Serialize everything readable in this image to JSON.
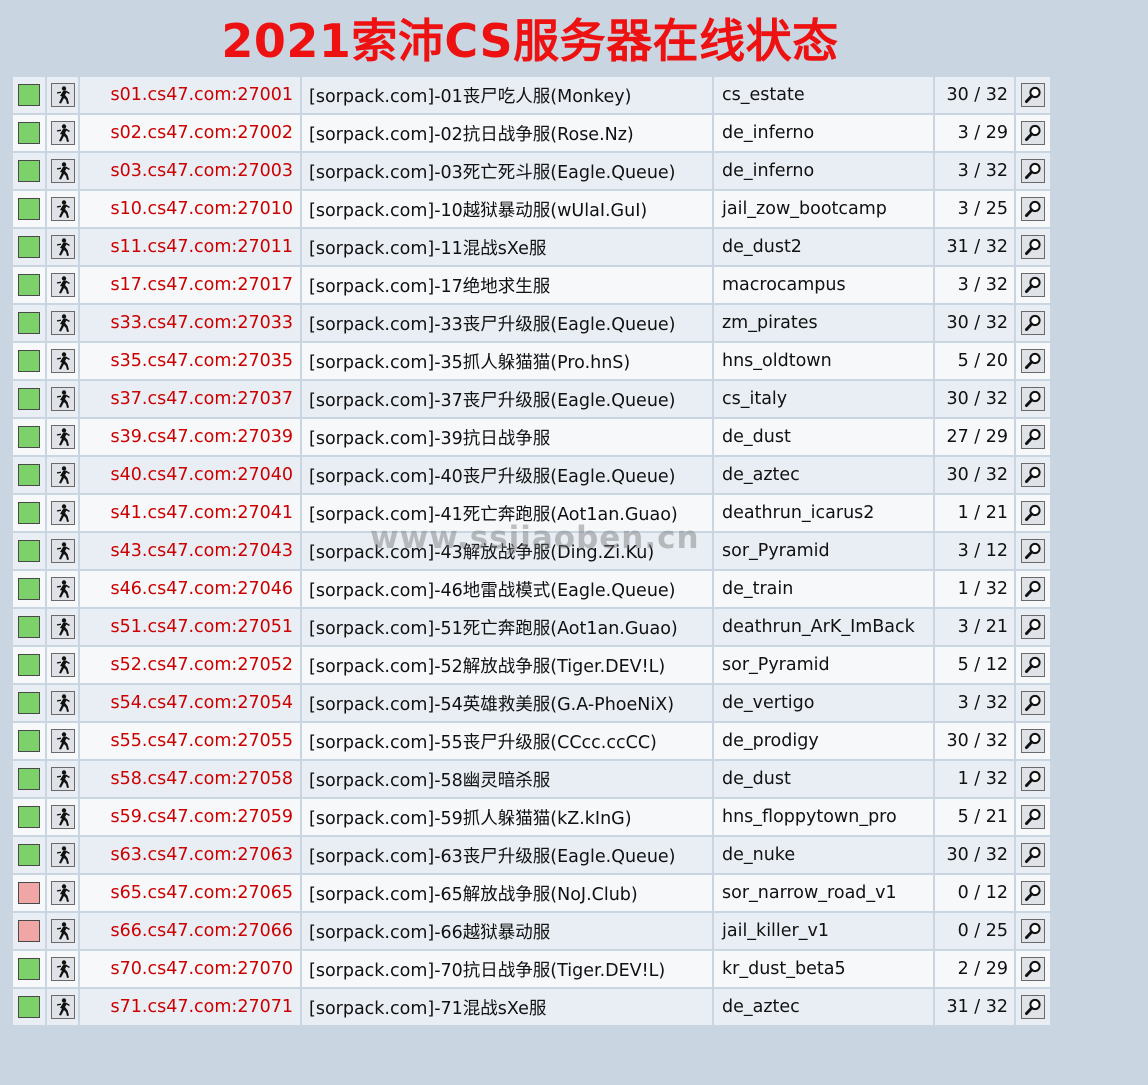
{
  "page": {
    "title": "2021索沛CS服务器在线状态",
    "watermark": "www.ssjiaoben.cn"
  },
  "colors": {
    "title": "#ee1111",
    "address": "#cc0000",
    "online": "#7dd16a",
    "offline": "#f1a6a6",
    "background": "#c9d6e2"
  },
  "icons": {
    "status": "status-square-icon",
    "game": "counter-strike-icon",
    "details": "magnifier-icon"
  },
  "servers": [
    {
      "status": "online",
      "address": "s01.cs47.com:27001",
      "name": "[sorpack.com]-01丧尸吃人服(Monkey)",
      "map": "cs_estate",
      "players": "30 / 32"
    },
    {
      "status": "online",
      "address": "s02.cs47.com:27002",
      "name": "[sorpack.com]-02抗日战争服(Rose.Nz)",
      "map": "de_inferno",
      "players": "3 / 29"
    },
    {
      "status": "online",
      "address": "s03.cs47.com:27003",
      "name": "[sorpack.com]-03死亡死斗服(Eagle.Queue)",
      "map": "de_inferno",
      "players": "3 / 32"
    },
    {
      "status": "online",
      "address": "s10.cs47.com:27010",
      "name": "[sorpack.com]-10越狱暴动服(wUlaI.GuI)",
      "map": "jail_zow_bootcamp",
      "players": "3 / 25"
    },
    {
      "status": "online",
      "address": "s11.cs47.com:27011",
      "name": "[sorpack.com]-11混战sXe服",
      "map": "de_dust2",
      "players": "31 / 32"
    },
    {
      "status": "online",
      "address": "s17.cs47.com:27017",
      "name": "[sorpack.com]-17绝地求生服",
      "map": "macrocampus",
      "players": "3 / 32"
    },
    {
      "status": "online",
      "address": "s33.cs47.com:27033",
      "name": "[sorpack.com]-33丧尸升级服(Eagle.Queue)",
      "map": "zm_pirates",
      "players": "30 / 32"
    },
    {
      "status": "online",
      "address": "s35.cs47.com:27035",
      "name": "[sorpack.com]-35抓人躲猫猫(Pro.hnS)",
      "map": "hns_oldtown",
      "players": "5 / 20"
    },
    {
      "status": "online",
      "address": "s37.cs47.com:27037",
      "name": "[sorpack.com]-37丧尸升级服(Eagle.Queue)",
      "map": "cs_italy",
      "players": "30 / 32"
    },
    {
      "status": "online",
      "address": "s39.cs47.com:27039",
      "name": "[sorpack.com]-39抗日战争服",
      "map": "de_dust",
      "players": "27 / 29"
    },
    {
      "status": "online",
      "address": "s40.cs47.com:27040",
      "name": "[sorpack.com]-40丧尸升级服(Eagle.Queue)",
      "map": "de_aztec",
      "players": "30 / 32"
    },
    {
      "status": "online",
      "address": "s41.cs47.com:27041",
      "name": "[sorpack.com]-41死亡奔跑服(Aot1an.Guao)",
      "map": "deathrun_icarus2",
      "players": "1 / 21"
    },
    {
      "status": "online",
      "address": "s43.cs47.com:27043",
      "name": "[sorpack.com]-43解放战争服(Ding.Zi.Ku)",
      "map": "sor_Pyramid",
      "players": "3 / 12"
    },
    {
      "status": "online",
      "address": "s46.cs47.com:27046",
      "name": "[sorpack.com]-46地雷战模式(Eagle.Queue)",
      "map": "de_train",
      "players": "1 / 32"
    },
    {
      "status": "online",
      "address": "s51.cs47.com:27051",
      "name": "[sorpack.com]-51死亡奔跑服(Aot1an.Guao)",
      "map": "deathrun_ArK_ImBack",
      "players": "3 / 21"
    },
    {
      "status": "online",
      "address": "s52.cs47.com:27052",
      "name": "[sorpack.com]-52解放战争服(Tiger.DEV!L)",
      "map": "sor_Pyramid",
      "players": "5 / 12"
    },
    {
      "status": "online",
      "address": "s54.cs47.com:27054",
      "name": "[sorpack.com]-54英雄救美服(G.A-PhoeNiX)",
      "map": "de_vertigo",
      "players": "3 / 32"
    },
    {
      "status": "online",
      "address": "s55.cs47.com:27055",
      "name": "[sorpack.com]-55丧尸升级服(CCcc.ccCC)",
      "map": "de_prodigy",
      "players": "30 / 32"
    },
    {
      "status": "online",
      "address": "s58.cs47.com:27058",
      "name": "[sorpack.com]-58幽灵暗杀服",
      "map": "de_dust",
      "players": "1 / 32"
    },
    {
      "status": "online",
      "address": "s59.cs47.com:27059",
      "name": "[sorpack.com]-59抓人躲猫猫(kZ.kInG)",
      "map": "hns_floppytown_pro",
      "players": "5 / 21"
    },
    {
      "status": "online",
      "address": "s63.cs47.com:27063",
      "name": "[sorpack.com]-63丧尸升级服(Eagle.Queue)",
      "map": "de_nuke",
      "players": "30 / 32"
    },
    {
      "status": "offline",
      "address": "s65.cs47.com:27065",
      "name": "[sorpack.com]-65解放战争服(NoJ.Club)",
      "map": "sor_narrow_road_v1",
      "players": "0 / 12"
    },
    {
      "status": "offline",
      "address": "s66.cs47.com:27066",
      "name": "[sorpack.com]-66越狱暴动服",
      "map": "jail_killer_v1",
      "players": "0 / 25"
    },
    {
      "status": "online",
      "address": "s70.cs47.com:27070",
      "name": "[sorpack.com]-70抗日战争服(Tiger.DEV!L)",
      "map": "kr_dust_beta5",
      "players": "2 / 29"
    },
    {
      "status": "online",
      "address": "s71.cs47.com:27071",
      "name": "[sorpack.com]-71混战sXe服",
      "map": "de_aztec",
      "players": "31 / 32"
    }
  ]
}
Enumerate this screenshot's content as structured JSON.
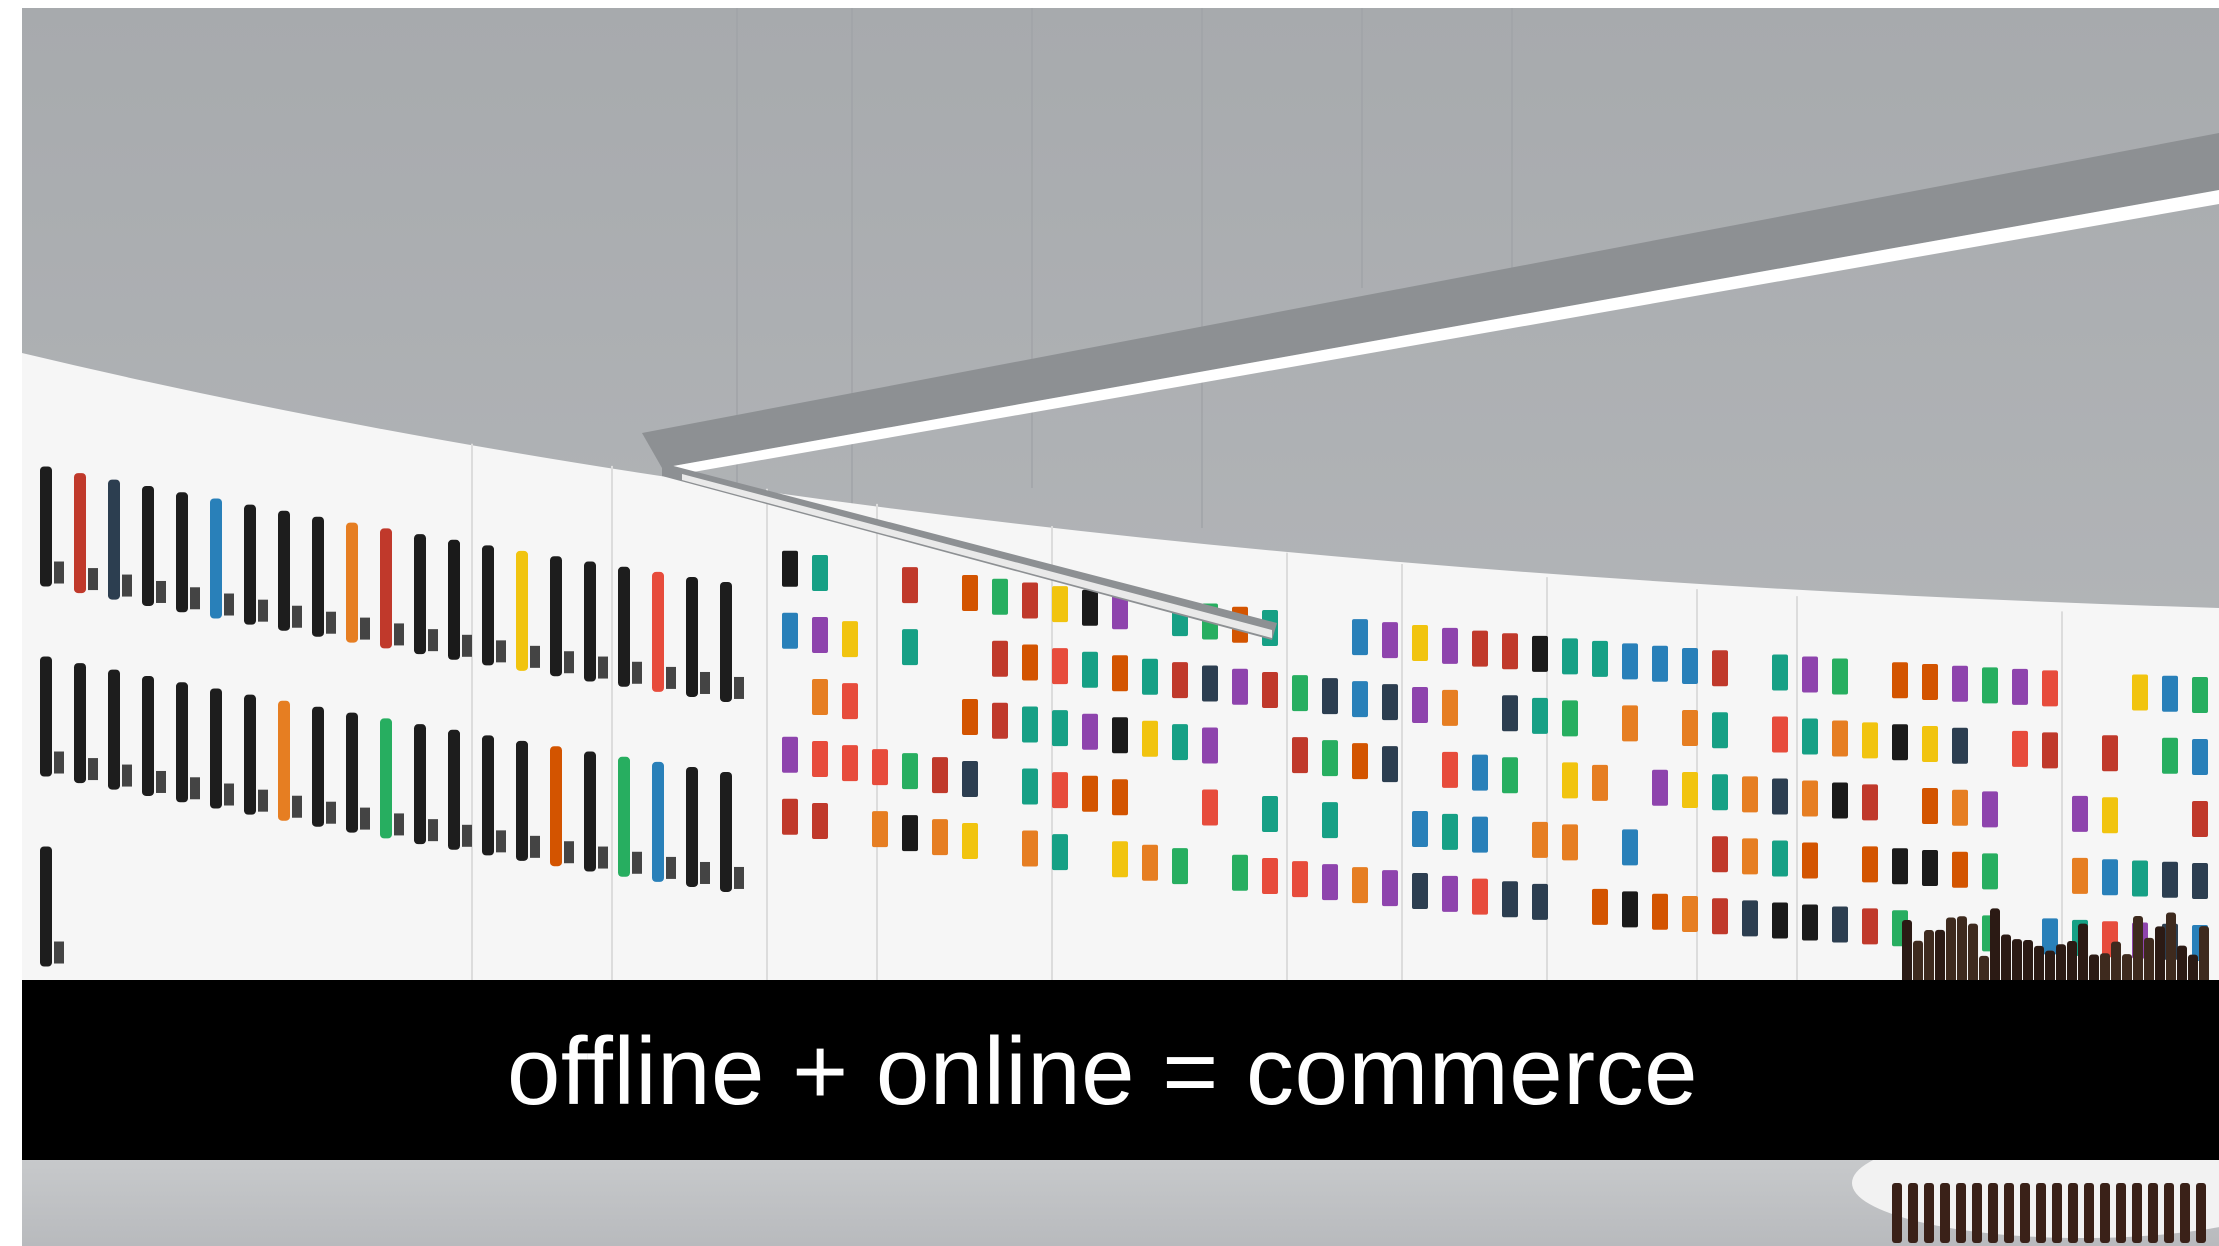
{
  "caption": {
    "text": "offline + online = commerce"
  },
  "colors": {
    "caption_bar": "#000000",
    "caption_text": "#ffffff",
    "wall_background": "#b5b8bb",
    "display_wall": "#f7f7f7",
    "light_fixture": "#8c8f92"
  }
}
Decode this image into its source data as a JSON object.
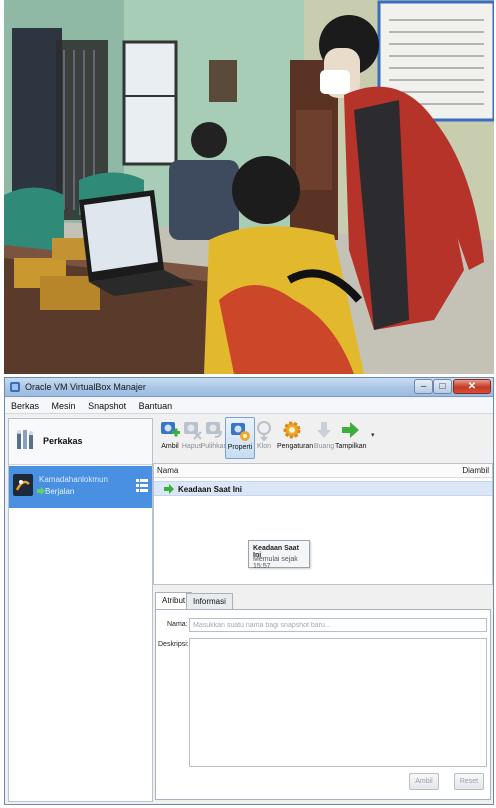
{
  "window": {
    "title": "Oracle VM VirtualBox Manajer",
    "minimize": "–",
    "maximize": "□",
    "close": "✕"
  },
  "menu": [
    "Berkas",
    "Mesin",
    "Snapshot",
    "Bantuan"
  ],
  "sidebar": {
    "tools_label": "Perkakas",
    "vm": {
      "name": "Kamadahanlokmun",
      "state": "Berjalan"
    }
  },
  "toolbar": {
    "buttons": [
      {
        "label": "Ambil",
        "icon": "take-snapshot-icon",
        "enabled": true
      },
      {
        "label": "Hapus",
        "icon": "delete-snapshot-icon",
        "enabled": false
      },
      {
        "label": "Pulihkan",
        "icon": "restore-snapshot-icon",
        "enabled": false
      },
      {
        "label": "Properti",
        "icon": "properties-icon",
        "enabled": true,
        "active": true
      },
      {
        "label": "Klon",
        "icon": "clone-icon",
        "enabled": false
      },
      {
        "label": "Pengaturan",
        "icon": "settings-gear-icon",
        "enabled": true
      },
      {
        "label": "Buang",
        "icon": "discard-icon",
        "enabled": false
      },
      {
        "label": "Tampilkan",
        "icon": "show-arrow-icon",
        "enabled": true
      }
    ],
    "more": "▾"
  },
  "snapshots": {
    "col_name": "Nama",
    "col_taken": "Diambil",
    "current_state": "Keadaan Saat Ini"
  },
  "tooltip": {
    "title": "Keadaan Saat Ini",
    "detail": "Memulai sejak 15:57"
  },
  "details": {
    "tabs": [
      "Atribut",
      "Informasi"
    ],
    "name_label": "Nama:",
    "name_placeholder": "Masukkan suatu nama bagi snapshot baru...",
    "desc_label": "Deskripsi:",
    "apply_label": "Ambil",
    "reset_label": "Reset"
  },
  "colors": {
    "selection": "#4a90e2",
    "accent_green": "#3cae3c",
    "titlebar": "#a7c4e6"
  }
}
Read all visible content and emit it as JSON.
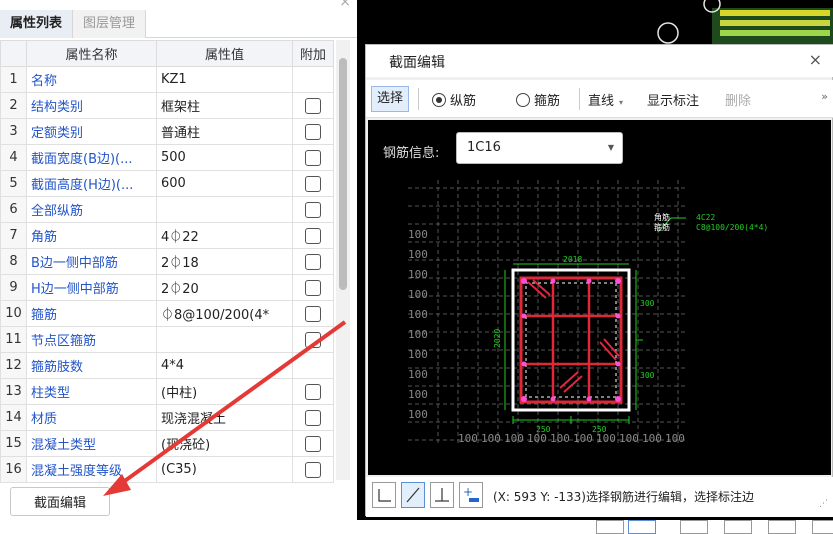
{
  "left_panel": {
    "tabs": [
      "属性列表",
      "图层管理"
    ],
    "close": "×",
    "columns": [
      "",
      "属性名称",
      "属性值",
      "附加"
    ],
    "rows": [
      {
        "n": "1",
        "name": "名称",
        "value": "KZ1",
        "check": false
      },
      {
        "n": "2",
        "name": "结构类别",
        "value": "框架柱",
        "check": true
      },
      {
        "n": "3",
        "name": "定额类别",
        "value": "普通柱",
        "check": true
      },
      {
        "n": "4",
        "name": "截面宽度(B边)(...",
        "value": "500",
        "check": true
      },
      {
        "n": "5",
        "name": "截面高度(H边)(...",
        "value": "600",
        "check": true
      },
      {
        "n": "6",
        "name": "全部纵筋",
        "value": "",
        "check": true
      },
      {
        "n": "7",
        "name": "角筋",
        "value": "4⏀22",
        "check": true
      },
      {
        "n": "8",
        "name": "B边一侧中部筋",
        "value": "2⏀18",
        "check": true
      },
      {
        "n": "9",
        "name": "H边一侧中部筋",
        "value": "2⏀20",
        "check": true
      },
      {
        "n": "10",
        "name": "箍筋",
        "value": "⏀8@100/200(4*",
        "check": true
      },
      {
        "n": "11",
        "name": "节点区箍筋",
        "value": "",
        "check": true
      },
      {
        "n": "12",
        "name": "箍筋肢数",
        "value": "4*4",
        "check": false
      },
      {
        "n": "13",
        "name": "柱类型",
        "value": "(中柱)",
        "check": true
      },
      {
        "n": "14",
        "name": "材质",
        "value": "现浇混凝土",
        "check": true
      },
      {
        "n": "15",
        "name": "混凝土类型",
        "value": "(现浇砼)",
        "check": true
      },
      {
        "n": "16",
        "name": "混凝土强度等级",
        "value": "(C35)",
        "check": true
      }
    ],
    "section_edit_button": "截面编辑"
  },
  "dialog": {
    "title": "截面编辑",
    "close": "×",
    "toolbar": {
      "select": "选择",
      "radio_longitudinal": "纵筋",
      "radio_stirrup": "箍筋",
      "line": "直线",
      "show_label": "显示标注",
      "delete": "删除",
      "more": "»"
    },
    "rebar_info_label": "钢筋信息:",
    "rebar_info_value": "1C16",
    "status_text": "(X: 593 Y: -133)选择钢筋进行编辑，选择标注边",
    "drawing": {
      "corner_label_1": "角筋",
      "corner_label_2": "箍筋",
      "annotation_1": "4C22",
      "annotation_2": "C8@100/200(4*4)",
      "dim_top": "2018",
      "dim_left": "2020",
      "dim_right_1": "300",
      "dim_right_2": "300",
      "dim_bottom_1": "250",
      "dim_bottom_2": "250",
      "grid_value": "100"
    }
  },
  "colors": {
    "accent_blue": "#2355c8",
    "annotation_arrow": "#e53935",
    "rebar_red": "#e0283a",
    "dimension_green": "#22cc22"
  }
}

* _Task_
Copy all lines from the material that include "image".

* _Answer below_
Serialize everything readable in this image to JSON.
Decode this image into its source data as a JSON object.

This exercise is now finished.